'''
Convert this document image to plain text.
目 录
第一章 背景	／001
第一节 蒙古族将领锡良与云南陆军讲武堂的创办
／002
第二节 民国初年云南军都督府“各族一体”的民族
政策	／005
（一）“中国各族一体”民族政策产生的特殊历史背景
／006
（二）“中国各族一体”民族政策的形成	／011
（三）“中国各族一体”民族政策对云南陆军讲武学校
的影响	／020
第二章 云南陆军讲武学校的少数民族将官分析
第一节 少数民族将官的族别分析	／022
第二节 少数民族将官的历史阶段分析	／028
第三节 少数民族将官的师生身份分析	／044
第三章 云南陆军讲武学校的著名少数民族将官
'''
# Short problem:
Quote all of the entries verbatim.

# Task output:
Convert this document image to plain text.
目 录
第一章 背景	／001
第一节 蒙古族将领锡良与云南陆军讲武堂的创办
／002
第二节 民国初年云南军都督府“各族一体”的民族
政策	／005
（一）“中国各族一体”民族政策产生的特殊历史背景
／006
（二）“中国各族一体”民族政策的形成	／011
（三）“中国各族一体”民族政策对云南陆军讲武学校
的影响	／020
第二章 云南陆军讲武学校的少数民族将官分析
第一节 少数民族将官的族别分析	／022
第二节 少数民族将官的历史阶段分析	／028
第三节 少数民族将官的师生身份分析	／044
第三章 云南陆军讲武学校的著名少数民族将官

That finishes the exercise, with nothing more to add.